··· Given entries

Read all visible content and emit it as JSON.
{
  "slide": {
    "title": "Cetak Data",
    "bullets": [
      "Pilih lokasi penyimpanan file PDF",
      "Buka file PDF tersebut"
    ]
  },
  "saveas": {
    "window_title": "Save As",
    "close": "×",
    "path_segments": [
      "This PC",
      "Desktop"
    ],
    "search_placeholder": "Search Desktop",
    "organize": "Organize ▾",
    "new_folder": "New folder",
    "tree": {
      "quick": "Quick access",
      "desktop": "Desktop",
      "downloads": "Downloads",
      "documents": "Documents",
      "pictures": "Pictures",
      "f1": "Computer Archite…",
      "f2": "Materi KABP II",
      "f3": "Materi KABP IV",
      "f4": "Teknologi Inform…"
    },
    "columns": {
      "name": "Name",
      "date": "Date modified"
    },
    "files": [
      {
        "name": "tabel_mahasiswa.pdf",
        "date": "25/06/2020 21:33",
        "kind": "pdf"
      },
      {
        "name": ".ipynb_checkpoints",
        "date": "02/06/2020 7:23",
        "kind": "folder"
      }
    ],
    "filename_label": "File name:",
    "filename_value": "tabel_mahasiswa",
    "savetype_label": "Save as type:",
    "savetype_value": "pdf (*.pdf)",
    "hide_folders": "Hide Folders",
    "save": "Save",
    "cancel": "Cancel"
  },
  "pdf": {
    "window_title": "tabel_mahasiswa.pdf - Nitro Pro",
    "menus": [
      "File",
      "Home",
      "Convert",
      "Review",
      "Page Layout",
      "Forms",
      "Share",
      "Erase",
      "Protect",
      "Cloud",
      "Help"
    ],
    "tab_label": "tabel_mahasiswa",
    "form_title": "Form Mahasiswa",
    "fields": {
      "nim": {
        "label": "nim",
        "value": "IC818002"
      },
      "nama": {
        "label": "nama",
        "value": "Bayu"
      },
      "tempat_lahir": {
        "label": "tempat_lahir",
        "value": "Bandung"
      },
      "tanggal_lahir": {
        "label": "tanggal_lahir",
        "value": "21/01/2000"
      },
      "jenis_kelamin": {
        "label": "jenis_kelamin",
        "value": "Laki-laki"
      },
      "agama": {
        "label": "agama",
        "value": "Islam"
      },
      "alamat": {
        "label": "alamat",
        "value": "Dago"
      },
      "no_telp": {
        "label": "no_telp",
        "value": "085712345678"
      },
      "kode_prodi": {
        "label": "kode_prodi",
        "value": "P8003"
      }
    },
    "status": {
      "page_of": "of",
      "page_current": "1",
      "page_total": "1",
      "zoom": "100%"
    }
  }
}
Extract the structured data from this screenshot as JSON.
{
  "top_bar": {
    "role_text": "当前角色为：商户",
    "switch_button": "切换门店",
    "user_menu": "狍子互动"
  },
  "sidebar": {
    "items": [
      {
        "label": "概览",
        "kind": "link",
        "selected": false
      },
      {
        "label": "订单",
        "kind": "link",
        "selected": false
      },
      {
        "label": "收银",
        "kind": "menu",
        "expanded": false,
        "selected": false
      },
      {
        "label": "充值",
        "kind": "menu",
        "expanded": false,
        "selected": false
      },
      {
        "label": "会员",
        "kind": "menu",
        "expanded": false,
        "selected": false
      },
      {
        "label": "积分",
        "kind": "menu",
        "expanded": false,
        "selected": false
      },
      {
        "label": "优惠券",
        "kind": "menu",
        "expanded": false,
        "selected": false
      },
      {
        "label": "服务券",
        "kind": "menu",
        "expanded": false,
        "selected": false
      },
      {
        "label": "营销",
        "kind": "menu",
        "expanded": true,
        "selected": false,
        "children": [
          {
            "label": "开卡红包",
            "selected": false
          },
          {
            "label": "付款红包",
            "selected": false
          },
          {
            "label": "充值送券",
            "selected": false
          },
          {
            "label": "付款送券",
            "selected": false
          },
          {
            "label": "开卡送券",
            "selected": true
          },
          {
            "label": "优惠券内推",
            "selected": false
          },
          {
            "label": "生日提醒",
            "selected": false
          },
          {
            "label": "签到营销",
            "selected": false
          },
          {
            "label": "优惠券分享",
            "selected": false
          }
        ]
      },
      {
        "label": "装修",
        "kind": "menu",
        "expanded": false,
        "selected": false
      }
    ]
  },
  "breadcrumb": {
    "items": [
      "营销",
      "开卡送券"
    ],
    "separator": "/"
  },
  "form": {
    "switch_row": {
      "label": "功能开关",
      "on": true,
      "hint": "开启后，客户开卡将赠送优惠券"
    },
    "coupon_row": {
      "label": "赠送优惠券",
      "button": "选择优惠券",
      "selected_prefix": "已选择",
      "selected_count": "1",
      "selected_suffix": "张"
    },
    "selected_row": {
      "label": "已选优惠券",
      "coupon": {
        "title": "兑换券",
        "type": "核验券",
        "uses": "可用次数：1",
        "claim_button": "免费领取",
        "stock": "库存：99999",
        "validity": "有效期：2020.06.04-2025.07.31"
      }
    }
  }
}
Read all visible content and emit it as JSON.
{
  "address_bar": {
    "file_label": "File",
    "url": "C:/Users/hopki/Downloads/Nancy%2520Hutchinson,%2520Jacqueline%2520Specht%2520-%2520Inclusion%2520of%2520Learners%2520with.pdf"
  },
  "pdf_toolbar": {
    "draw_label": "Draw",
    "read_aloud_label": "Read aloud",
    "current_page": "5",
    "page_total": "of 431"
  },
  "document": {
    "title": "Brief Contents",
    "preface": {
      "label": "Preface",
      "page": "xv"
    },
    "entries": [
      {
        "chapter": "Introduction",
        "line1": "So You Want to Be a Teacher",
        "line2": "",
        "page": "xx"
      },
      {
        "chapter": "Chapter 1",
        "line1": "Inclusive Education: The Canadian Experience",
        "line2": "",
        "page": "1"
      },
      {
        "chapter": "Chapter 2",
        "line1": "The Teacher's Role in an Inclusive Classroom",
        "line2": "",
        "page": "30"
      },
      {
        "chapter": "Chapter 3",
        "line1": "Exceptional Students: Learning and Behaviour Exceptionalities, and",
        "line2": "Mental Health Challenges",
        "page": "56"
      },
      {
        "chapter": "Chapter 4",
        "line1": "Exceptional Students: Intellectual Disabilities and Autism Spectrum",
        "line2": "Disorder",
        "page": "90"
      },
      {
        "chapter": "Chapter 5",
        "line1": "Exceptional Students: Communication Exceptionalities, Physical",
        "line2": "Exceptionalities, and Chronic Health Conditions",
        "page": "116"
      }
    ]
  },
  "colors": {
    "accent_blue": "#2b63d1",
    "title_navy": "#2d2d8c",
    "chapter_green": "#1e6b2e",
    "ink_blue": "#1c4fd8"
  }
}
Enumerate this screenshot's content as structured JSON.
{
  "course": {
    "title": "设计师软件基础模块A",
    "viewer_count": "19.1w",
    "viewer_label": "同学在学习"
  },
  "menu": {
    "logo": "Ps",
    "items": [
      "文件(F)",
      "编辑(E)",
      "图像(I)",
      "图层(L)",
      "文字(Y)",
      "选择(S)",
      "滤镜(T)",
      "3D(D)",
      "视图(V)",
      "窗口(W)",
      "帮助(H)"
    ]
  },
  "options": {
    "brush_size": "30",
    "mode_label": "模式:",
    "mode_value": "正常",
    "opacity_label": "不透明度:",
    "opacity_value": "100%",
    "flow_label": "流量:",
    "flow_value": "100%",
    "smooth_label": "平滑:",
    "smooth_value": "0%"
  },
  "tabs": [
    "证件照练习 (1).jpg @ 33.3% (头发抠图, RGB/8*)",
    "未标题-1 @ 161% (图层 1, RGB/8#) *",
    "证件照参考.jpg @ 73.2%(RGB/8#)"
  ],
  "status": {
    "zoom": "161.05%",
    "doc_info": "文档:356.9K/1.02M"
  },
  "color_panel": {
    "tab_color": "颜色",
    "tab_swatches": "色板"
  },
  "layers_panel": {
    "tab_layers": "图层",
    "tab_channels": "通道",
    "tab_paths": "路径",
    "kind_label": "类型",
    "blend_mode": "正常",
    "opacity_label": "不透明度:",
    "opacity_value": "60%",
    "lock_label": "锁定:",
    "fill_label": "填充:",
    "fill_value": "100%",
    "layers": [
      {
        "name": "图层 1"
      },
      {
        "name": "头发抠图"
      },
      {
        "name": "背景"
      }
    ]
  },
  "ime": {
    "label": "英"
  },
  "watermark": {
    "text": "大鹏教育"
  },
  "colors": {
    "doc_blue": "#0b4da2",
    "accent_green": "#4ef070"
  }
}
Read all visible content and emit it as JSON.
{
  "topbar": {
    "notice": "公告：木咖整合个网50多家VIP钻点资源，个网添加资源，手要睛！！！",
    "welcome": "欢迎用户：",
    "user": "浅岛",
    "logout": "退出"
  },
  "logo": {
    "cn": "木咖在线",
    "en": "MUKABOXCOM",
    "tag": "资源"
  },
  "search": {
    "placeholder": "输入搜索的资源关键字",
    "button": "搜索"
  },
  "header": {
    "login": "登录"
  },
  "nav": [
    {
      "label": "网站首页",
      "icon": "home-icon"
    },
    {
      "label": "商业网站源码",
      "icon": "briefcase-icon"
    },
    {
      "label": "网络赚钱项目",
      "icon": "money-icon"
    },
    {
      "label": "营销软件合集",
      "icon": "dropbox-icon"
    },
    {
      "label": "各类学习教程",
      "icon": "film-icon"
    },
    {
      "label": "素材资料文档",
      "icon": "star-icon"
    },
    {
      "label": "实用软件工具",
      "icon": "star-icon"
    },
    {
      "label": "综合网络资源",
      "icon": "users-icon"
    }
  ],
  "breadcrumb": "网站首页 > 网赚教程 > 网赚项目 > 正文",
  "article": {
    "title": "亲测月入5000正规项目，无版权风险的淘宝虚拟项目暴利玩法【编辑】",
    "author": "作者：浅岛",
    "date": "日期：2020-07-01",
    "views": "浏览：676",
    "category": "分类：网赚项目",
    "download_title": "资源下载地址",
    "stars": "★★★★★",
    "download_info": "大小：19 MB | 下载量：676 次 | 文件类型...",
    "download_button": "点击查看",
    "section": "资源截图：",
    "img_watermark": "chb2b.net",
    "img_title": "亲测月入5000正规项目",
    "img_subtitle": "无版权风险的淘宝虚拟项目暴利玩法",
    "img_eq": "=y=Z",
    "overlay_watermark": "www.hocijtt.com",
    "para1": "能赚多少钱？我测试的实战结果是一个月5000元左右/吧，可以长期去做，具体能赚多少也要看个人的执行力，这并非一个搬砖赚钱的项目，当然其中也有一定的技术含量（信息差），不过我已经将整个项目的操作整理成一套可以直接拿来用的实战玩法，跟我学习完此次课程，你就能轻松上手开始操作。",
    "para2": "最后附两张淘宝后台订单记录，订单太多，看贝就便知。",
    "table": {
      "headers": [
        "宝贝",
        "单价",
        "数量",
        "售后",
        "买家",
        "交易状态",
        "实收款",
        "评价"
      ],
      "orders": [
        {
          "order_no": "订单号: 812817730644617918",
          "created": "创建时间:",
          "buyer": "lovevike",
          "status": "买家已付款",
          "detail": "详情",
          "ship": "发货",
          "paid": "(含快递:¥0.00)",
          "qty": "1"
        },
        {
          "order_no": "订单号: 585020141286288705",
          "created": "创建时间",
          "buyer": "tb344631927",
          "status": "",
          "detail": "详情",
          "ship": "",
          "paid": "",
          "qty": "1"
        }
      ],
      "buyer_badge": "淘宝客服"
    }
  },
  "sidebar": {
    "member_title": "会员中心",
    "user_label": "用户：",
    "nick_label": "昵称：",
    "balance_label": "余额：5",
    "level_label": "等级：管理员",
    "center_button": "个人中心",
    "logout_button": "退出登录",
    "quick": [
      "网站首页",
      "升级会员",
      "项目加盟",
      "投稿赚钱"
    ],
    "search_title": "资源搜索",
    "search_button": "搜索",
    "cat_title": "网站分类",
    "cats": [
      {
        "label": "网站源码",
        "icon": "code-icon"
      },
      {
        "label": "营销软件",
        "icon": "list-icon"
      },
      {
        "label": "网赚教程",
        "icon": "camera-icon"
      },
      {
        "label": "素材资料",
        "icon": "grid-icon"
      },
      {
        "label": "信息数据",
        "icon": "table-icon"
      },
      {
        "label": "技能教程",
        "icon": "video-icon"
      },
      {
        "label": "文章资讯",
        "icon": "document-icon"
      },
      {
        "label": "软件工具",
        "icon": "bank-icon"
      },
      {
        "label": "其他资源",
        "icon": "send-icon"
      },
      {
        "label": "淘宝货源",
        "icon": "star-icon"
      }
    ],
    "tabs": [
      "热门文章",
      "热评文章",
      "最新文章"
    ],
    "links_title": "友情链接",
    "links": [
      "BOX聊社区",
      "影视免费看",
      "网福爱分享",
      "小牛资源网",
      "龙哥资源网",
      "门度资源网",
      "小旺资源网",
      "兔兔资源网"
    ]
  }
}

······

• **What is being asked**: Collect from the data above every line that includes "Teacher".

• **Result**:
        "line1": "So You Want to Be a Teacher",
        "line1": "The Teacher's Role in an Inclusive Classroom",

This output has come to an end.